[PROBLEM REQUIREMENTS] Exactly repeat the material, dropping every picture from the copy.

Saved data entries:
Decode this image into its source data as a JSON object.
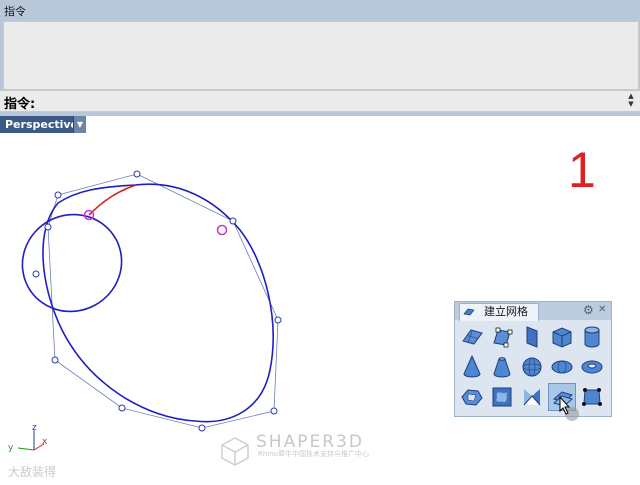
{
  "command_panel": {
    "title": "指令",
    "prompt": "指令:",
    "input_value": ""
  },
  "viewport": {
    "name": "Perspective",
    "step_label": "1",
    "axes": {
      "x": "x",
      "y": "y",
      "z": "z"
    }
  },
  "toolbar": {
    "title": "建立网格",
    "gear_icon": "gear-icon",
    "close_icon": "close-icon",
    "buttons": [
      "mesh-plane-icon",
      "mesh-polygon-icon",
      "mesh-box-face-icon",
      "mesh-box-icon",
      "mesh-cylinder-icon",
      "mesh-cone-icon",
      "mesh-truncated-cone-icon",
      "mesh-sphere-icon",
      "mesh-ellipsoid-icon",
      "mesh-torus-icon",
      "mesh-from-nurbs-icon",
      "mesh-patch-icon",
      "mesh-corner-icon",
      "mesh-from-closed-curves-icon",
      "mesh-from-points-icon"
    ]
  },
  "watermark": {
    "brand": "SHAPER3D",
    "subtitle": "Rhino犀牛中国技术支持与推广中心",
    "corner": "大敌装得"
  },
  "colors": {
    "curve_blue": "#1f1fbf",
    "control_polygon": "#6c7fb8",
    "highlight_curve": "#d42020",
    "selected_point": "#cc33cc",
    "step_number": "#e02020"
  }
}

[THE COMPLETED TASK]
Decode this image into its source data as a JSON object.
{
  "command_panel": {
    "title": "指令",
    "prompt": "指令:",
    "input_value": ""
  },
  "viewport": {
    "name": "Perspective",
    "step_label": "1",
    "axes": {
      "x": "x",
      "y": "y",
      "z": "z"
    }
  },
  "toolbar": {
    "title": "建立网格",
    "gear_icon": "gear-icon",
    "close_icon": "close-icon",
    "buttons": [
      "mesh-plane-icon",
      "mesh-polygon-icon",
      "mesh-box-face-icon",
      "mesh-box-icon",
      "mesh-cylinder-icon",
      "mesh-cone-icon",
      "mesh-truncated-cone-icon",
      "mesh-sphere-icon",
      "mesh-ellipsoid-icon",
      "mesh-torus-icon",
      "mesh-from-nurbs-icon",
      "mesh-patch-icon",
      "mesh-corner-icon",
      "mesh-from-closed-curves-icon",
      "mesh-from-points-icon"
    ]
  },
  "watermark": {
    "brand": "SHAPER3D",
    "subtitle": "Rhino犀牛中国技术支持与推广中心",
    "corner": "大敌装得"
  },
  "colors": {
    "curve_blue": "#1f1fbf",
    "control_polygon": "#6c7fb8",
    "highlight_curve": "#d42020",
    "selected_point": "#cc33cc",
    "step_number": "#e02020"
  }
}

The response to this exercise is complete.